* [WORK INSTRUCTIONS]: Output every entry exactly as given.

(Records)
------------------------

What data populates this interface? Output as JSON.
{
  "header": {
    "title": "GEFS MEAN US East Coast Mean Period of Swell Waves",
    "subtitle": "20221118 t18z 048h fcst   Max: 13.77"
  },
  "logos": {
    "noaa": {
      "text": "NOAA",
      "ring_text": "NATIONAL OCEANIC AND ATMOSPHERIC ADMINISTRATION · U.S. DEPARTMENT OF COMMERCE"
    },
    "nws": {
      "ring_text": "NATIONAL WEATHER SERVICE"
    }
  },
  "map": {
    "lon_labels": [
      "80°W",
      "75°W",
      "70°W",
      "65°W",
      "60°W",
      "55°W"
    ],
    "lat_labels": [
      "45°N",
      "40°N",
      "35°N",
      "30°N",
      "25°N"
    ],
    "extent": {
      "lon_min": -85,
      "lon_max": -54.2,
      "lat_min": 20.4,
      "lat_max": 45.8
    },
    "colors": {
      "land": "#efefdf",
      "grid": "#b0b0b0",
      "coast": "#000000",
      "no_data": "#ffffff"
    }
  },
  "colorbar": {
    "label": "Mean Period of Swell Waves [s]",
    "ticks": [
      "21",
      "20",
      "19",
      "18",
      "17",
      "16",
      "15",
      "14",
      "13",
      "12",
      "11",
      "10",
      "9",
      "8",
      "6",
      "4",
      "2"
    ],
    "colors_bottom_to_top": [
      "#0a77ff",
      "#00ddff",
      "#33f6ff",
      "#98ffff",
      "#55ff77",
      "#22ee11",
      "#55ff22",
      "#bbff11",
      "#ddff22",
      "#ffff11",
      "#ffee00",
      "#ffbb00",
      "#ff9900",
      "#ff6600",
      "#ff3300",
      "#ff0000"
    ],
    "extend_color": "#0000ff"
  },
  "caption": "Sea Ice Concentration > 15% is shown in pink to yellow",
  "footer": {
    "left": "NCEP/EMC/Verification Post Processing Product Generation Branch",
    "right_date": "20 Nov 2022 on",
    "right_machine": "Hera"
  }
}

------------------------

* [RESULT]:
What data populates this interface? Output as JSON.
{
  "header": {
    "title": "GEFS MEAN US East Coast Mean Period of Swell Waves",
    "subtitle": "20221118 t18z 048h fcst   Max: 13.77"
  },
  "logos": {
    "noaa": {
      "text": "NOAA",
      "ring_text": "NATIONAL OCEANIC AND ATMOSPHERIC ADMINISTRATION · U.S. DEPARTMENT OF COMMERCE"
    },
    "nws": {
      "ring_text": "NATIONAL WEATHER SERVICE"
    }
  },
  "map": {
    "lon_labels": [
      "80°W",
      "75°W",
      "70°W",
      "65°W",
      "60°W",
      "55°W"
    ],
    "lat_labels": [
      "45°N",
      "40°N",
      "35°N",
      "30°N",
      "25°N"
    ],
    "extent": {
      "lon_min": -85,
      "lon_max": -54.2,
      "lat_min": 20.4,
      "lat_max": 45.8
    },
    "colors": {
      "land": "#efefdf",
      "grid": "#b0b0b0",
      "coast": "#000000",
      "no_data": "#ffffff"
    }
  },
  "colorbar": {
    "label": "Mean Period of Swell Waves [s]",
    "ticks": [
      "21",
      "20",
      "19",
      "18",
      "17",
      "16",
      "15",
      "14",
      "13",
      "12",
      "11",
      "10",
      "9",
      "8",
      "6",
      "4",
      "2"
    ],
    "colors_bottom_to_top": [
      "#0a77ff",
      "#00ddff",
      "#33f6ff",
      "#98ffff",
      "#55ff77",
      "#22ee11",
      "#55ff22",
      "#bbff11",
      "#ddff22",
      "#ffff11",
      "#ffee00",
      "#ffbb00",
      "#ff9900",
      "#ff6600",
      "#ff3300",
      "#ff0000"
    ],
    "extend_color": "#0000ff"
  },
  "caption": "Sea Ice Concentration > 15% is shown in pink to yellow",
  "footer": {
    "left": "NCEP/EMC/Verification Post Processing Product Generation Branch",
    "right_date": "20 Nov 2022 on",
    "right_machine": "Hera"
  }
}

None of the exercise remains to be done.